§ **YOUR GOAL**: Gather all lines with the word "name" in them.

:: EXERCISE MATERIALS ::

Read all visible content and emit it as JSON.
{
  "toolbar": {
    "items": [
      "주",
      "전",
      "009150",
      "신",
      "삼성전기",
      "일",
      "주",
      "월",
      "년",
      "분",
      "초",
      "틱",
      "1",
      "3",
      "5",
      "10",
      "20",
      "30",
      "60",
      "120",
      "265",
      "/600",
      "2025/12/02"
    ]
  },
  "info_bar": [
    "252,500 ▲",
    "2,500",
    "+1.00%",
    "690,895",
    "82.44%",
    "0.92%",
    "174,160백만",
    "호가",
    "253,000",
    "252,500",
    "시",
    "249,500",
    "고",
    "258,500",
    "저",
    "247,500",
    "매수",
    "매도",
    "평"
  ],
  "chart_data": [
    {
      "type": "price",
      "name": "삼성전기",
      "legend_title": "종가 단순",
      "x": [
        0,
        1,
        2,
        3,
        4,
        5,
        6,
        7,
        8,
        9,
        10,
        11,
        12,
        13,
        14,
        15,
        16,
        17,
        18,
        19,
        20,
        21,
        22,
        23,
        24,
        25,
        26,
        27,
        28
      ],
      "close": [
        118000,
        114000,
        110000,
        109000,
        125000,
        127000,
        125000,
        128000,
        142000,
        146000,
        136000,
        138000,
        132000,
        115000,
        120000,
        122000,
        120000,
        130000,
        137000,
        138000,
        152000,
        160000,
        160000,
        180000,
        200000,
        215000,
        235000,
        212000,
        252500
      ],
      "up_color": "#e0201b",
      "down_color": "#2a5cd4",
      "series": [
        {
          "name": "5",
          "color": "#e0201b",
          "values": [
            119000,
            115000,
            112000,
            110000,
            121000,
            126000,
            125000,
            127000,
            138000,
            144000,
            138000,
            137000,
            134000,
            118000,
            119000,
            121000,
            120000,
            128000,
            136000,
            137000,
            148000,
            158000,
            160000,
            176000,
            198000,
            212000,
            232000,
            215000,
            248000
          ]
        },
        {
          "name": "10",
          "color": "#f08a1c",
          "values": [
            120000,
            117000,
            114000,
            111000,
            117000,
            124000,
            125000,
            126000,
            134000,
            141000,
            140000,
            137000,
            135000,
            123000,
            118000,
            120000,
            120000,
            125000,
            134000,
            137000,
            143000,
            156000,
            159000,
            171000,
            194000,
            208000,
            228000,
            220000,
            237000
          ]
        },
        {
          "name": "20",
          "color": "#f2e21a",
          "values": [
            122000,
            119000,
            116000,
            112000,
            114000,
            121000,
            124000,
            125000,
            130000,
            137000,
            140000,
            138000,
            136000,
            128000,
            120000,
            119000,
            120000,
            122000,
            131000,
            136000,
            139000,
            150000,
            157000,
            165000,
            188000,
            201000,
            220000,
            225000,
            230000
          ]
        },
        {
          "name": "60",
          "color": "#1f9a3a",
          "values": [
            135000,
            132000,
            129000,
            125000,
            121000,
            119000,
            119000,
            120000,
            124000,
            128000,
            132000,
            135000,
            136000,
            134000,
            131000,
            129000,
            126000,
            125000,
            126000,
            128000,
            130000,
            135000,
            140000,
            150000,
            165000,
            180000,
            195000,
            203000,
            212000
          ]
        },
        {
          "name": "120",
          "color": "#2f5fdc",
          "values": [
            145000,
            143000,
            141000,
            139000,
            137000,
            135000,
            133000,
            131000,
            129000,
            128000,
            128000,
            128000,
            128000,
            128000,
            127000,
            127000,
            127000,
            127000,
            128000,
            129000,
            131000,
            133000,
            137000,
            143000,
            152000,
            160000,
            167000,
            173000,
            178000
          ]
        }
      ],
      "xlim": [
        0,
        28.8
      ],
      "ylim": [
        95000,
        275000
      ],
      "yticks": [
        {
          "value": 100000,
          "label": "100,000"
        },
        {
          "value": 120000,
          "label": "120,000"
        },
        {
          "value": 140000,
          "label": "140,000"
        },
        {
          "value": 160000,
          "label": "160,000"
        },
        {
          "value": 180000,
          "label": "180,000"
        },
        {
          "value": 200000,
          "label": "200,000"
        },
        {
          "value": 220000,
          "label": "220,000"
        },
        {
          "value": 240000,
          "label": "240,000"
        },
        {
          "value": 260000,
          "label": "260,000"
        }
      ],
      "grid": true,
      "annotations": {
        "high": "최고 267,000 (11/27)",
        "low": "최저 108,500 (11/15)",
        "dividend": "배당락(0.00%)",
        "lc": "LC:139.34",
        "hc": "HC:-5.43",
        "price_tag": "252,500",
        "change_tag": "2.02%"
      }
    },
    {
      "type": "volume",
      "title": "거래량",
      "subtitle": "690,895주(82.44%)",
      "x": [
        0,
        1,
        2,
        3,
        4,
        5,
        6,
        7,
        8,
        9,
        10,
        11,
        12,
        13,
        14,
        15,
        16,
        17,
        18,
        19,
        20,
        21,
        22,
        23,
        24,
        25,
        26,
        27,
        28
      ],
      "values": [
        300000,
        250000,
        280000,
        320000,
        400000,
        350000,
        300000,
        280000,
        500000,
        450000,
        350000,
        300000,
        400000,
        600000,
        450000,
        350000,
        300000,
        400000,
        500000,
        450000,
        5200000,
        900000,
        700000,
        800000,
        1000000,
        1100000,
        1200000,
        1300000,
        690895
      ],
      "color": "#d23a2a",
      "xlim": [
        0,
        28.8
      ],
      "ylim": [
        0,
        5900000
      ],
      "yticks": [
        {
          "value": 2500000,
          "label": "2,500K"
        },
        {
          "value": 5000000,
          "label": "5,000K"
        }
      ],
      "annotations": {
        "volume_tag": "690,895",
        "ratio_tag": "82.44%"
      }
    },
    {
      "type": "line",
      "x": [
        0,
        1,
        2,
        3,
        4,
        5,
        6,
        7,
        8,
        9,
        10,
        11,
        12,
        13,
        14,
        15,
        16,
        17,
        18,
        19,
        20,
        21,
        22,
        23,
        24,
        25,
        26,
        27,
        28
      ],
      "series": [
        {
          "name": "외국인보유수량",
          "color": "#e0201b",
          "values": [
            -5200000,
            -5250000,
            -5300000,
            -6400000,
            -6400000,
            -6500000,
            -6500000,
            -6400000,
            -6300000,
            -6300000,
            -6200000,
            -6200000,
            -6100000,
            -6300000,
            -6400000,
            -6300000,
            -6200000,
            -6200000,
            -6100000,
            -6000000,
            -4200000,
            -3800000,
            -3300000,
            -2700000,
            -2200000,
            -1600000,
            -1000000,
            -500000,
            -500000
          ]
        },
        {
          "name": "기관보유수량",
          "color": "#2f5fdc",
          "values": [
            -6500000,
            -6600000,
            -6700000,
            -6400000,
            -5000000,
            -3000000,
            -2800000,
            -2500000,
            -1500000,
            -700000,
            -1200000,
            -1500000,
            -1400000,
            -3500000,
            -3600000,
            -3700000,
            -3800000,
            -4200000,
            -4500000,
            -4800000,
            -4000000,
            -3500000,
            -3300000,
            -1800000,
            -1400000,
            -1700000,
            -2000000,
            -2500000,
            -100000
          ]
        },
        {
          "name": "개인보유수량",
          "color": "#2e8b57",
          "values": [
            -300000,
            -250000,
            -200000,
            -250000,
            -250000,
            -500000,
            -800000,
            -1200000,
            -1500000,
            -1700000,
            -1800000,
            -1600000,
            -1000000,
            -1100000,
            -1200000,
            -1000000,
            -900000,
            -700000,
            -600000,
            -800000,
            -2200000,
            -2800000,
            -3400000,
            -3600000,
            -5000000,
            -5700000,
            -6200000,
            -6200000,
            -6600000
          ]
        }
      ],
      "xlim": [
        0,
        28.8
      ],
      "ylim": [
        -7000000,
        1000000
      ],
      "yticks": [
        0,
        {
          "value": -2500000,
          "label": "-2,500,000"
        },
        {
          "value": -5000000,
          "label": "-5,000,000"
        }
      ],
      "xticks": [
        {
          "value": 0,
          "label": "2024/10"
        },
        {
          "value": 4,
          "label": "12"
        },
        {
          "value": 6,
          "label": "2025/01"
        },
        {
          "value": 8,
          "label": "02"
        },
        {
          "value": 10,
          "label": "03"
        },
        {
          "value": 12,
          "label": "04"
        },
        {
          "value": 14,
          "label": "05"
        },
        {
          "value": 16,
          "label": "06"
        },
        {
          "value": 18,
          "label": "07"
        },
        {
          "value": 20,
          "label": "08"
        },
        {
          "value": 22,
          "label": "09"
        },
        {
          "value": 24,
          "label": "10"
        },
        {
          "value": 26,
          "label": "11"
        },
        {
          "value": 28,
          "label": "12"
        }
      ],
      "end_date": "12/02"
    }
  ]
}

:::

§ **COMPLETE OUTPUT**:
      "name": "삼성전기",
          "name": "5",
          "name": "10",
          "name": "20",
          "name": "60",
          "name": "120",
          "name": "외국인보유수량",
          "name": "기관보유수량",
          "name": "개인보유수량",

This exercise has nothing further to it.